* Material provided *
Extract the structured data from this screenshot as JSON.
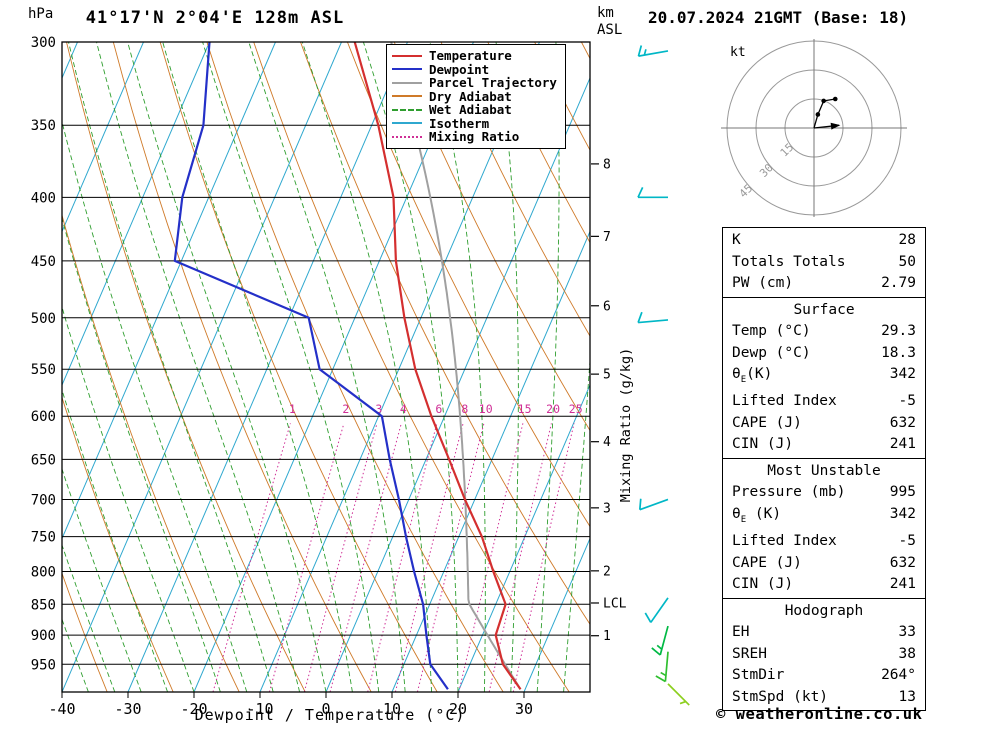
{
  "header": {
    "left_unit": "hPa",
    "station_title": "41°17'N 2°04'E 128m ASL",
    "km_label": "km",
    "asl_label": "ASL",
    "date_title": "20.07.2024 21GMT (Base: 18)"
  },
  "axes": {
    "pressure_ticks": [
      300,
      350,
      400,
      450,
      500,
      550,
      600,
      650,
      700,
      750,
      800,
      850,
      900,
      950
    ],
    "temp_ticks": [
      -40,
      -30,
      -20,
      -10,
      0,
      10,
      20,
      30
    ],
    "xlabel": "Dewpoint / Temperature (°C)",
    "right_label": "Mixing Ratio (g/kg)",
    "km_ticks": [
      {
        "km": 1,
        "p": 901
      },
      {
        "km": 2,
        "p": 799
      },
      {
        "km": 3,
        "p": 711
      },
      {
        "km": 4,
        "p": 629
      },
      {
        "km": 5,
        "p": 555
      },
      {
        "km": 6,
        "p": 489
      },
      {
        "km": 7,
        "p": 430
      },
      {
        "km": 8,
        "p": 376
      }
    ],
    "lcl": {
      "label": "LCL",
      "p": 848
    }
  },
  "legend": {
    "items": [
      {
        "label": "Temperature",
        "color": "#d42f2f",
        "style": "solid"
      },
      {
        "label": "Dewpoint",
        "color": "#2430c8",
        "style": "solid"
      },
      {
        "label": "Parcel Trajectory",
        "color": "#a0a0a0",
        "style": "solid"
      },
      {
        "label": "Dry Adiabat",
        "color": "#cf7a29",
        "style": "solid"
      },
      {
        "label": "Wet Adiabat",
        "color": "#2f9e2f",
        "style": "dashed"
      },
      {
        "label": "Isotherm",
        "color": "#2fa8cf",
        "style": "solid"
      },
      {
        "label": "Mixing Ratio",
        "color": "#cf2f96",
        "style": "dotted"
      }
    ]
  },
  "chart_data": {
    "type": "skewt-log-p-sounding",
    "pressure_axis_hPa": [
      300,
      1000
    ],
    "temp_axis_C": [
      -40,
      40
    ],
    "isotherm_step_C": 10,
    "dry_adiabat_step_K": 10,
    "wet_adiabat_step_C": 4,
    "mixing_ratio_lines_gkg": [
      1,
      2,
      3,
      4,
      6,
      8,
      10,
      15,
      20,
      25
    ],
    "temperature_profile": {
      "pressure_hPa": [
        995,
        950,
        900,
        850,
        800,
        750,
        700,
        650,
        600,
        550,
        500,
        450,
        400,
        350,
        300
      ],
      "temp_C": [
        29.3,
        25.0,
        22.0,
        21.5,
        17.5,
        13.5,
        8.5,
        3.5,
        -2.0,
        -7.5,
        -12.5,
        -17.5,
        -22.0,
        -29.0,
        -38.0
      ]
    },
    "dewpoint_profile": {
      "pressure_hPa": [
        995,
        950,
        900,
        850,
        800,
        750,
        700,
        650,
        600,
        550,
        500,
        450,
        400,
        350,
        300
      ],
      "temp_C": [
        18.3,
        14.0,
        11.5,
        9.0,
        5.5,
        2.0,
        -1.5,
        -5.5,
        -9.5,
        -22.0,
        -27.0,
        -51.0,
        -54.0,
        -55.5,
        -60.0
      ]
    },
    "parcel": {
      "surface_pressure_hPa": 995,
      "surface_temp_C": 29.3,
      "surface_dewp_C": 18.3
    },
    "winds": [
      {
        "p": 305,
        "dir_deg": 260,
        "speed_kt": 15,
        "color": "#00b7c6"
      },
      {
        "p": 400,
        "dir_deg": 270,
        "speed_kt": 10,
        "color": "#00b7c6"
      },
      {
        "p": 502,
        "dir_deg": 265,
        "speed_kt": 10,
        "color": "#00b7c6"
      },
      {
        "p": 700,
        "dir_deg": 250,
        "speed_kt": 10,
        "color": "#00b7c6"
      },
      {
        "p": 840,
        "dir_deg": 215,
        "speed_kt": 10,
        "color": "#00b7c6"
      },
      {
        "p": 885,
        "dir_deg": 195,
        "speed_kt": 15,
        "color": "#00b944"
      },
      {
        "p": 928,
        "dir_deg": 185,
        "speed_kt": 15,
        "color": "#2fbf2f"
      },
      {
        "p": 985,
        "dir_deg": 135,
        "speed_kt": 5,
        "color": "#8ccf1e"
      }
    ]
  },
  "hodograph": {
    "unit_label": "kt",
    "rings_kt": [
      15,
      30,
      45
    ],
    "trace_kt": [
      [
        0,
        0
      ],
      [
        2,
        7
      ],
      [
        5,
        14
      ],
      [
        11,
        15
      ]
    ],
    "storm_motion_kt": {
      "u": 12.9,
      "v": 1.4,
      "dir_deg": 264,
      "speed_kt": 13
    }
  },
  "table": {
    "sections": [
      {
        "header": null,
        "rows": [
          [
            "K",
            "28"
          ],
          [
            "Totals Totals",
            "50"
          ],
          [
            "PW (cm)",
            "2.79"
          ]
        ]
      },
      {
        "header": "Surface",
        "rows": [
          [
            "Temp (°C)",
            "29.3"
          ],
          [
            "Dewp (°C)",
            "18.3"
          ],
          [
            "θ_E(K)",
            "342"
          ],
          [
            "Lifted Index",
            "-5"
          ],
          [
            "CAPE (J)",
            "632"
          ],
          [
            "CIN (J)",
            "241"
          ]
        ]
      },
      {
        "header": "Most Unstable",
        "rows": [
          [
            "Pressure (mb)",
            "995"
          ],
          [
            "θ_E (K)",
            "342"
          ],
          [
            "Lifted Index",
            "-5"
          ],
          [
            "CAPE (J)",
            "632"
          ],
          [
            "CIN (J)",
            "241"
          ]
        ]
      },
      {
        "header": "Hodograph",
        "rows": [
          [
            "EH",
            "33"
          ],
          [
            "SREH",
            "38"
          ],
          [
            "StmDir",
            "264°"
          ],
          [
            "StmSpd (kt)",
            "13"
          ]
        ]
      }
    ]
  },
  "footer": {
    "copyright": "© weatheronline.co.uk"
  },
  "colors": {
    "temperature": "#d42f2f",
    "dewpoint": "#2430c8",
    "parcel": "#a0a0a0",
    "dry_adiabat": "#cf7a29",
    "wet_adiabat": "#2f9e2f",
    "isotherm": "#2fa8cf",
    "mixing_ratio": "#cf2f96",
    "grid": "#000000",
    "hodo_ring": "#999999"
  }
}
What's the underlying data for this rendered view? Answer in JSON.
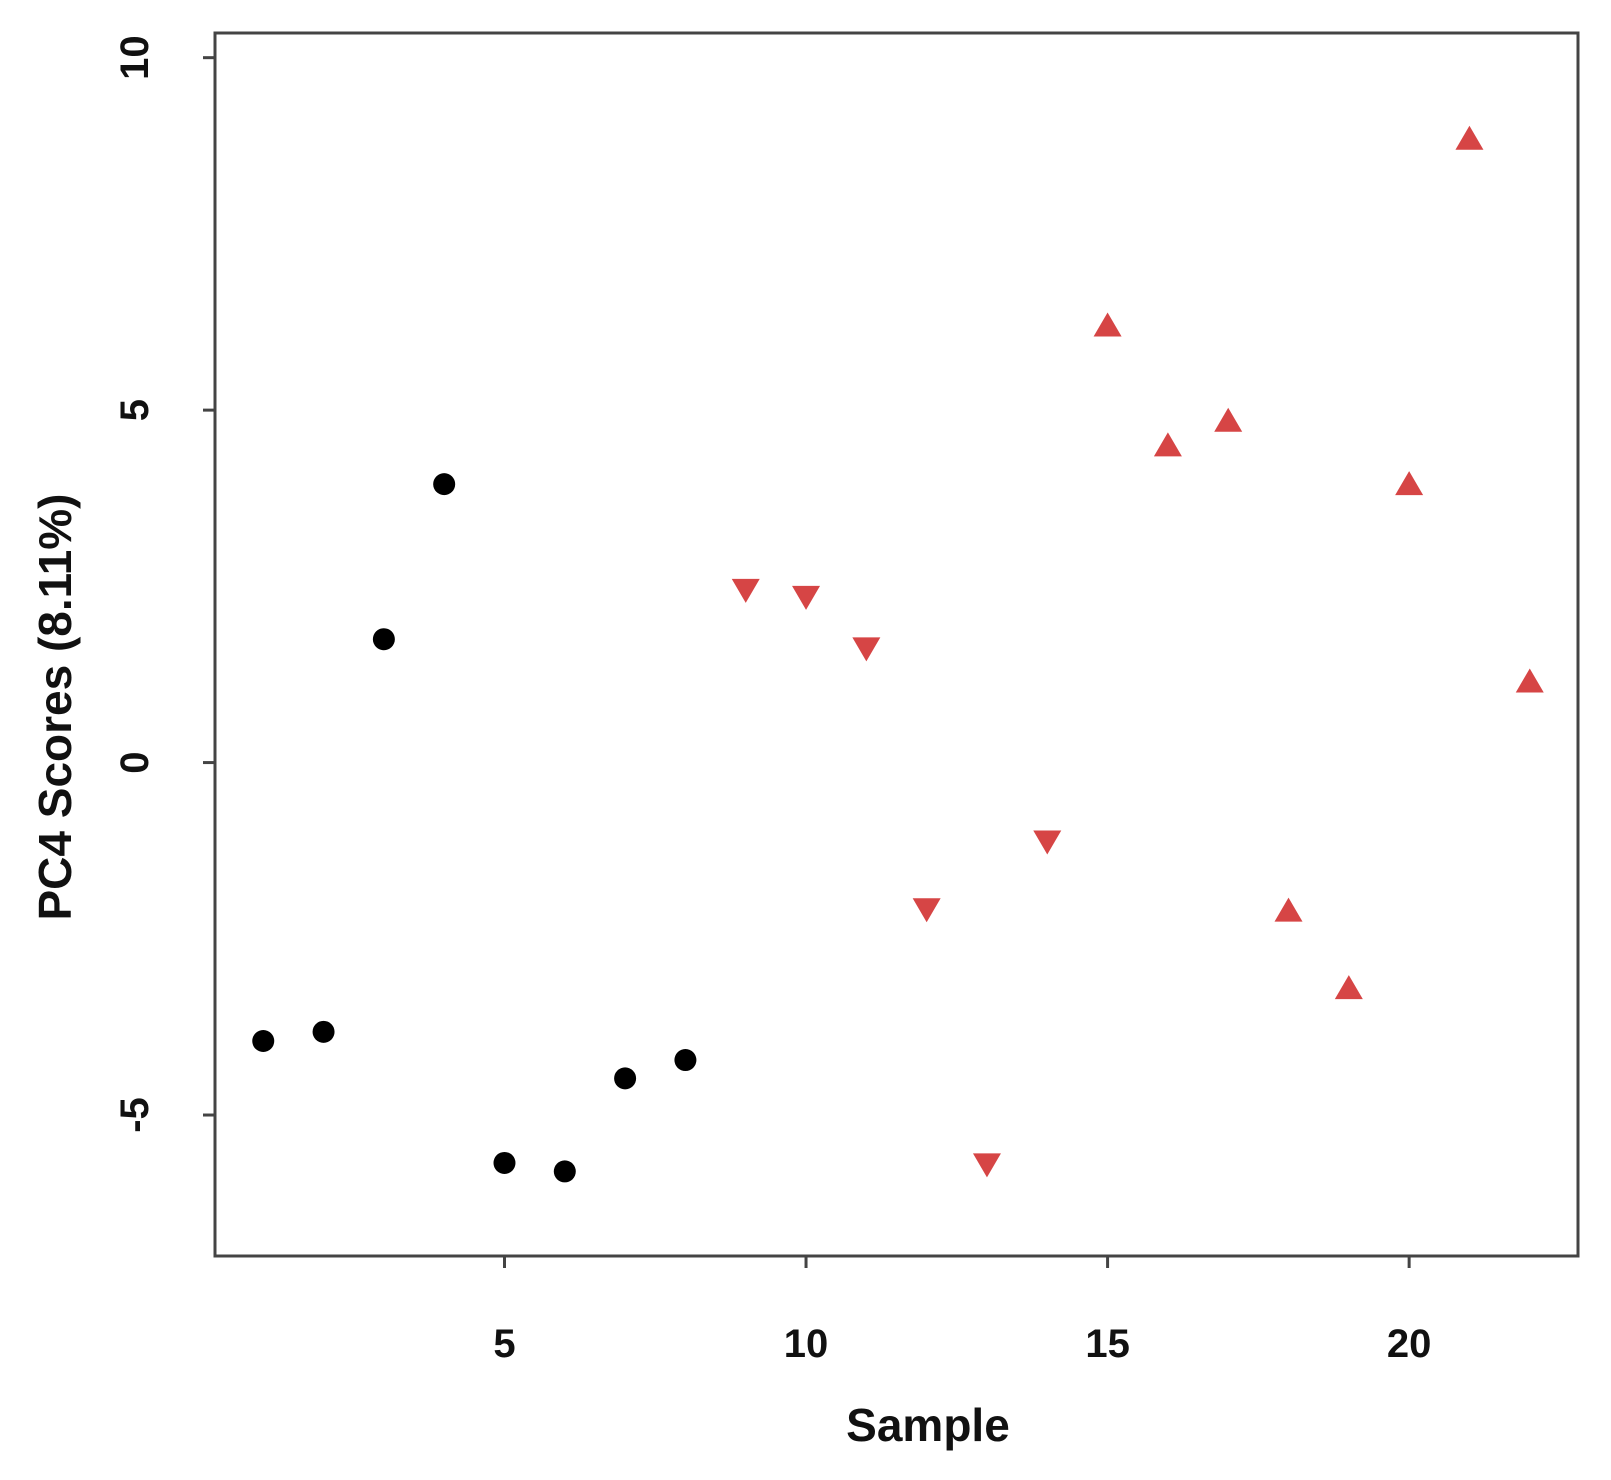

* Exercise brief *
Leaving the pictures aside, transcribe the entire listing exactly.

* Correct output *
Extract the structured data from this screenshot as JSON.
{
  "header": {
    "left_unit": "hPa",
    "station_title": "41°17'N 2°04'E 128m ASL",
    "km_label": "km",
    "asl_label": "ASL",
    "date_title": "20.07.2024 21GMT (Base: 18)"
  },
  "axes": {
    "pressure_ticks": [
      300,
      350,
      400,
      450,
      500,
      550,
      600,
      650,
      700,
      750,
      800,
      850,
      900,
      950
    ],
    "temp_ticks": [
      -40,
      -30,
      -20,
      -10,
      0,
      10,
      20,
      30
    ],
    "xlabel": "Dewpoint / Temperature (°C)",
    "right_label": "Mixing Ratio (g/kg)",
    "km_ticks": [
      {
        "km": 1,
        "p": 901
      },
      {
        "km": 2,
        "p": 799
      },
      {
        "km": 3,
        "p": 711
      },
      {
        "km": 4,
        "p": 629
      },
      {
        "km": 5,
        "p": 555
      },
      {
        "km": 6,
        "p": 489
      },
      {
        "km": 7,
        "p": 430
      },
      {
        "km": 8,
        "p": 376
      }
    ],
    "lcl": {
      "label": "LCL",
      "p": 848
    }
  },
  "legend": {
    "items": [
      {
        "label": "Temperature",
        "color": "#d42f2f",
        "style": "solid"
      },
      {
        "label": "Dewpoint",
        "color": "#2430c8",
        "style": "solid"
      },
      {
        "label": "Parcel Trajectory",
        "color": "#a0a0a0",
        "style": "solid"
      },
      {
        "label": "Dry Adiabat",
        "color": "#cf7a29",
        "style": "solid"
      },
      {
        "label": "Wet Adiabat",
        "color": "#2f9e2f",
        "style": "dashed"
      },
      {
        "label": "Isotherm",
        "color": "#2fa8cf",
        "style": "solid"
      },
      {
        "label": "Mixing Ratio",
        "color": "#cf2f96",
        "style": "dotted"
      }
    ]
  },
  "chart_data": {
    "type": "skewt-log-p-sounding",
    "pressure_axis_hPa": [
      300,
      1000
    ],
    "temp_axis_C": [
      -40,
      40
    ],
    "isotherm_step_C": 10,
    "dry_adiabat_step_K": 10,
    "wet_adiabat_step_C": 4,
    "mixing_ratio_lines_gkg": [
      1,
      2,
      3,
      4,
      6,
      8,
      10,
      15,
      20,
      25
    ],
    "temperature_profile": {
      "pressure_hPa": [
        995,
        950,
        900,
        850,
        800,
        750,
        700,
        650,
        600,
        550,
        500,
        450,
        400,
        350,
        300
      ],
      "temp_C": [
        29.3,
        25.0,
        22.0,
        21.5,
        17.5,
        13.5,
        8.5,
        3.5,
        -2.0,
        -7.5,
        -12.5,
        -17.5,
        -22.0,
        -29.0,
        -38.0
      ]
    },
    "dewpoint_profile": {
      "pressure_hPa": [
        995,
        950,
        900,
        850,
        800,
        750,
        700,
        650,
        600,
        550,
        500,
        450,
        400,
        350,
        300
      ],
      "temp_C": [
        18.3,
        14.0,
        11.5,
        9.0,
        5.5,
        2.0,
        -1.5,
        -5.5,
        -9.5,
        -22.0,
        -27.0,
        -51.0,
        -54.0,
        -55.5,
        -60.0
      ]
    },
    "parcel": {
      "surface_pressure_hPa": 995,
      "surface_temp_C": 29.3,
      "surface_dewp_C": 18.3
    },
    "winds": [
      {
        "p": 305,
        "dir_deg": 260,
        "speed_kt": 15,
        "color": "#00b7c6"
      },
      {
        "p": 400,
        "dir_deg": 270,
        "speed_kt": 10,
        "color": "#00b7c6"
      },
      {
        "p": 502,
        "dir_deg": 265,
        "speed_kt": 10,
        "color": "#00b7c6"
      },
      {
        "p": 700,
        "dir_deg": 250,
        "speed_kt": 10,
        "color": "#00b7c6"
      },
      {
        "p": 840,
        "dir_deg": 215,
        "speed_kt": 10,
        "color": "#00b7c6"
      },
      {
        "p": 885,
        "dir_deg": 195,
        "speed_kt": 15,
        "color": "#00b944"
      },
      {
        "p": 928,
        "dir_deg": 185,
        "speed_kt": 15,
        "color": "#2fbf2f"
      },
      {
        "p": 985,
        "dir_deg": 135,
        "speed_kt": 5,
        "color": "#8ccf1e"
      }
    ]
  },
  "hodograph": {
    "unit_label": "kt",
    "rings_kt": [
      15,
      30,
      45
    ],
    "trace_kt": [
      [
        0,
        0
      ],
      [
        2,
        7
      ],
      [
        5,
        14
      ],
      [
        11,
        15
      ]
    ],
    "storm_motion_kt": {
      "u": 12.9,
      "v": 1.4,
      "dir_deg": 264,
      "speed_kt": 13
    }
  },
  "table": {
    "sections": [
      {
        "header": null,
        "rows": [
          [
            "K",
            "28"
          ],
          [
            "Totals Totals",
            "50"
          ],
          [
            "PW (cm)",
            "2.79"
          ]
        ]
      },
      {
        "header": "Surface",
        "rows": [
          [
            "Temp (°C)",
            "29.3"
          ],
          [
            "Dewp (°C)",
            "18.3"
          ],
          [
            "θ_E(K)",
            "342"
          ],
          [
            "Lifted Index",
            "-5"
          ],
          [
            "CAPE (J)",
            "632"
          ],
          [
            "CIN (J)",
            "241"
          ]
        ]
      },
      {
        "header": "Most Unstable",
        "rows": [
          [
            "Pressure (mb)",
            "995"
          ],
          [
            "θ_E (K)",
            "342"
          ],
          [
            "Lifted Index",
            "-5"
          ],
          [
            "CAPE (J)",
            "632"
          ],
          [
            "CIN (J)",
            "241"
          ]
        ]
      },
      {
        "header": "Hodograph",
        "rows": [
          [
            "EH",
            "33"
          ],
          [
            "SREH",
            "38"
          ],
          [
            "StmDir",
            "264°"
          ],
          [
            "StmSpd (kt)",
            "13"
          ]
        ]
      }
    ]
  },
  "footer": {
    "copyright": "© weatheronline.co.uk"
  },
  "colors": {
    "temperature": "#d42f2f",
    "dewpoint": "#2430c8",
    "parcel": "#a0a0a0",
    "dry_adiabat": "#cf7a29",
    "wet_adiabat": "#2f9e2f",
    "isotherm": "#2fa8cf",
    "mixing_ratio": "#cf2f96",
    "grid": "#000000",
    "hodo_ring": "#999999"
  }
}
What's the underlying data for this rendered view? Answer in JSON.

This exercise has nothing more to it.